*Passage to read*.

···

# New chicks!



## chickenlover118 (Feb 16, 2013)

On March 3rd 2013 we got 4 black jersey giants and 4 amberlinks!They were sooooooo adorable! Yesterday(March 9th 2013) we found out there were barred rocks for sale! We were happy cuz those were the kind we were trying to get all along! We already had 8 and that was a lot for us! Now today (march10th 2013) we got 3 barred rocks and 3 red pullets! We had to get 6 because the minimum was 6!now we are such a nice happy family! 
Total chicks: 15!

P.S. if any of these become roosters we have to give them away immediately!


----------



## OliviaE (Feb 16, 2013)

Aw so cute!! I love them when they r little  looks like u got a good bunch  GOOD LUCK


----------



## chickenlover118 (Feb 16, 2013)

···

*Records for this exercise*.
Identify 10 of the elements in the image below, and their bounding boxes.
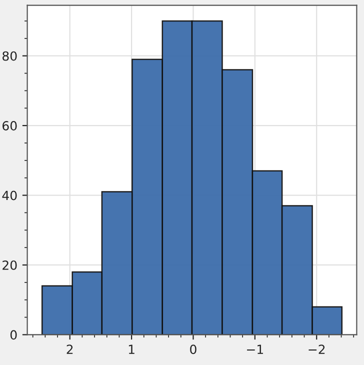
x-tick-label: 2 (66, 344, 73, 354)
x-tick-label: −1 (247, 344, 263, 354)
y-tick-label: 20 (2, 260, 17, 270)
x-tick-label: −2 (308, 344, 325, 354)
y-tick-label: 40 (2, 190, 17, 200)
y-tick-label: 60 (2, 121, 17, 130)
y-tick-label: 0 (10, 330, 17, 340)
y-tick-label: 80 (2, 51, 17, 61)
x-tick-label: 0 (190, 344, 196, 354)
x-tick-label: 1 (128, 344, 134, 354)
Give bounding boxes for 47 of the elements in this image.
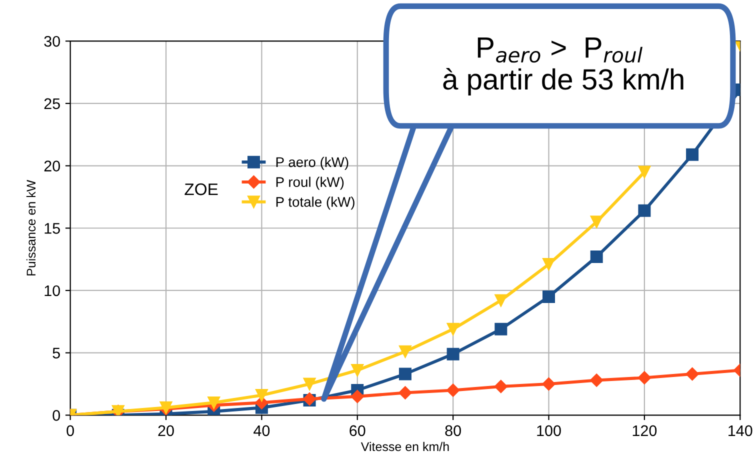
x-axis-title: Vitesse en km/h [360,442,449,452]
point [398,386,412,400]
x-tick-label: 40 [254,425,270,436]
y-axis-title: Puissance en kW [26,180,36,276]
point [398,368,412,380]
y-tick-label: 5 [52,348,60,359]
point [686,148,699,161]
point [446,348,460,360]
point [398,345,412,358]
y-tick-label: 25 [44,98,60,110]
point [208,396,220,409]
point [638,371,652,384]
y-tick-label: 20 [44,160,60,172]
y-tick-label: 30 [44,36,60,47]
legend-label: P aero (kW) [276,156,348,170]
x-tick-label: 20 [158,425,174,436]
point [351,364,364,377]
point [638,166,651,178]
point [350,390,364,404]
x-tick-label: 60 [350,425,366,436]
point [446,322,460,336]
point [590,374,604,387]
x-tick-label: 140 [728,425,752,436]
point [446,384,460,397]
point [638,204,651,217]
y-tick-label: 0 [52,410,60,421]
y-tick-label: 10 [44,285,60,296]
point [494,322,508,336]
annotation: P$_{aero}$ > P$_{roul}$ à partir de 53 km/h [443,38,684,96]
legend-label: P roul (kW) [276,176,344,190]
x-tick-label: 80 [445,425,461,436]
point [494,380,508,394]
point [590,216,603,228]
x-tick-label: 100 [537,425,561,436]
point [542,377,556,391]
point [542,258,555,271]
point [255,388,268,402]
legend-label: P totale (kW) [276,196,354,210]
annotation: ZOE [184,183,218,196]
x-tick-label: 120 [632,425,657,436]
y-tick-label: 15 [44,223,60,234]
point [686,367,699,381]
point [303,378,316,390]
point [590,250,603,264]
x-tick-label: 0 [66,425,74,436]
point [494,294,508,307]
point [542,290,555,303]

···

*What is asked*.
a) Write out again, unchanged, the stretch of the entries from the line containing "x-axis-title: Vitesse en" through the line containing "y-tick-label: 20 [44,160,60,172]".
b) Carry on the forum thread about the new chicks, starting after its last line.
The forum thread and the entries have nothing to do with each other.

*Task-by-task outputs*.
a)
x-axis-title: Vitesse en km/h [360,442,449,452]
point [398,386,412,400]
x-tick-label: 40 [254,425,270,436]
y-axis-title: Puissance en kW [26,180,36,276]
point [398,368,412,380]
y-tick-label: 5 [52,348,60,359]
point [686,148,699,161]
point [446,348,460,360]
point [398,345,412,358]
y-tick-label: 25 [44,98,60,110]
point [208,396,220,409]
point [638,371,652,384]
y-tick-label: 20 [44,160,60,172]

b)
Awwww thank you! I think so too!


----------



## OliviaE (Feb 16, 2013)

Yes I can't wait till I get my babies


----------



## 7chicks (Jun 29, 2012)

Sooo cute and fuzzy! Love those baby stages, and the adolescent, and the adult. Okay, so I just love them period!!!


----------



## Energyvet (Jul 25, 2012)

So glad you're happy. I was told I have a buff orp but I'm pretty sure they lied. She's so small.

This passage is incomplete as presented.